* Goal: Retype the whole listing below, character for character.
________________________________________
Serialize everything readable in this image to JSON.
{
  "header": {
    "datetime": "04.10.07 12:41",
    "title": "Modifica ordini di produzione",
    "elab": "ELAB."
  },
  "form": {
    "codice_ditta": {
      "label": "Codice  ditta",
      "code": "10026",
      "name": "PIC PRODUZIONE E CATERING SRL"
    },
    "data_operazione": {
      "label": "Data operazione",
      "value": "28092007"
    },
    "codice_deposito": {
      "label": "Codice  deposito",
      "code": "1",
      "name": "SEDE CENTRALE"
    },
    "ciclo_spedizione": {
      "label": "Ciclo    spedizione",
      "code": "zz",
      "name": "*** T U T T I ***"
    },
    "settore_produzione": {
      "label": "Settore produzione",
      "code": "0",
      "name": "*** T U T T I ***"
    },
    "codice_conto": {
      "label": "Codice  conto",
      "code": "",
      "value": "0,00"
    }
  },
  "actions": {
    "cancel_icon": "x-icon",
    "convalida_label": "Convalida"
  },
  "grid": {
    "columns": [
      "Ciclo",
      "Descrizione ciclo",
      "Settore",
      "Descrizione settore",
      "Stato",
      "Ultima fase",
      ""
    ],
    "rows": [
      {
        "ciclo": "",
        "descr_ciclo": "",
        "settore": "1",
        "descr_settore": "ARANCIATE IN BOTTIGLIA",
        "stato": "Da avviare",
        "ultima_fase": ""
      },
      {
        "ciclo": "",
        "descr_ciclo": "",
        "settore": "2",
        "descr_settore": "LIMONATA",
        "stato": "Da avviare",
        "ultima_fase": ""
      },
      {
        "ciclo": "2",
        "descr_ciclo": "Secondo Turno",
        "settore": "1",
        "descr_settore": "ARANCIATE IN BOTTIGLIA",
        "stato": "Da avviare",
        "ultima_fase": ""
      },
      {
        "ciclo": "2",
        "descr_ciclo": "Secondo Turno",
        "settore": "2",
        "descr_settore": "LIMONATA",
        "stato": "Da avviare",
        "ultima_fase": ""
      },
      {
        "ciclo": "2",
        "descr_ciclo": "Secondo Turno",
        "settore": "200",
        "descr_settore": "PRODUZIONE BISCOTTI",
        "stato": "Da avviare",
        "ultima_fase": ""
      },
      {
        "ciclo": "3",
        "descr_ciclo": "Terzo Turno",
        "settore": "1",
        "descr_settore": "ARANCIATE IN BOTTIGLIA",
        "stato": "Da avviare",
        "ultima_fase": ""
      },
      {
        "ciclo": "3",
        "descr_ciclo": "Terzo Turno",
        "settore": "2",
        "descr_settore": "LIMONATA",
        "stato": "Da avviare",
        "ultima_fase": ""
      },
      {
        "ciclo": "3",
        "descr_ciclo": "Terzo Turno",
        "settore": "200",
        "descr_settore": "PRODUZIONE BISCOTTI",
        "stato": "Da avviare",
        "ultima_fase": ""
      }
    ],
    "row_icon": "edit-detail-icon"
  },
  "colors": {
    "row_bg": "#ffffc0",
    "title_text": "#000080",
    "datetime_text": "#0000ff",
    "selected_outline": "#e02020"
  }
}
________________________________________
* Result:
Serialize everything readable in this image to JSON.
{
  "header": {
    "datetime": "04.10.07 12:41",
    "title": "Modifica ordini di produzione",
    "elab": "ELAB."
  },
  "form": {
    "codice_ditta": {
      "label": "Codice  ditta",
      "code": "10026",
      "name": "PIC PRODUZIONE E CATERING SRL"
    },
    "data_operazione": {
      "label": "Data operazione",
      "value": "28092007"
    },
    "codice_deposito": {
      "label": "Codice  deposito",
      "code": "1",
      "name": "SEDE CENTRALE"
    },
    "ciclo_spedizione": {
      "label": "Ciclo    spedizione",
      "code": "zz",
      "name": "*** T U T T I ***"
    },
    "settore_produzione": {
      "label": "Settore produzione",
      "code": "0",
      "name": "*** T U T T I ***"
    },
    "codice_conto": {
      "label": "Codice  conto",
      "code": "",
      "value": "0,00"
    }
  },
  "actions": {
    "cancel_icon": "x-icon",
    "convalida_label": "Convalida"
  },
  "grid": {
    "columns": [
      "Ciclo",
      "Descrizione ciclo",
      "Settore",
      "Descrizione settore",
      "Stato",
      "Ultima fase",
      ""
    ],
    "rows": [
      {
        "ciclo": "",
        "descr_ciclo": "",
        "settore": "1",
        "descr_settore": "ARANCIATE IN BOTTIGLIA",
        "stato": "Da avviare",
        "ultima_fase": ""
      },
      {
        "ciclo": "",
        "descr_ciclo": "",
        "settore": "2",
        "descr_settore": "LIMONATA",
        "stato": "Da avviare",
        "ultima_fase": ""
      },
      {
        "ciclo": "2",
        "descr_ciclo": "Secondo Turno",
        "settore": "1",
        "descr_settore": "ARANCIATE IN BOTTIGLIA",
        "stato": "Da avviare",
        "ultima_fase": ""
      },
      {
        "ciclo": "2",
        "descr_ciclo": "Secondo Turno",
        "settore": "2",
        "descr_settore": "LIMONATA",
        "stato": "Da avviare",
        "ultima_fase": ""
      },
      {
        "ciclo": "2",
        "descr_ciclo": "Secondo Turno",
        "settore": "200",
        "descr_settore": "PRODUZIONE BISCOTTI",
        "stato": "Da avviare",
        "ultima_fase": ""
      },
      {
        "ciclo": "3",
        "descr_ciclo": "Terzo Turno",
        "settore": "1",
        "descr_settore": "ARANCIATE IN BOTTIGLIA",
        "stato": "Da avviare",
        "ultima_fase": ""
      },
      {
        "ciclo": "3",
        "descr_ciclo": "Terzo Turno",
        "settore": "2",
        "descr_settore": "LIMONATA",
        "stato": "Da avviare",
        "ultima_fase": ""
      },
      {
        "ciclo": "3",
        "descr_ciclo": "Terzo Turno",
        "settore": "200",
        "descr_settore": "PRODUZIONE BISCOTTI",
        "stato": "Da avviare",
        "ultima_fase": ""
      }
    ],
    "row_icon": "edit-detail-icon"
  },
  "colors": {
    "row_bg": "#ffffc0",
    "title_text": "#000080",
    "datetime_text": "#0000ff",
    "selected_outline": "#e02020"
  }
}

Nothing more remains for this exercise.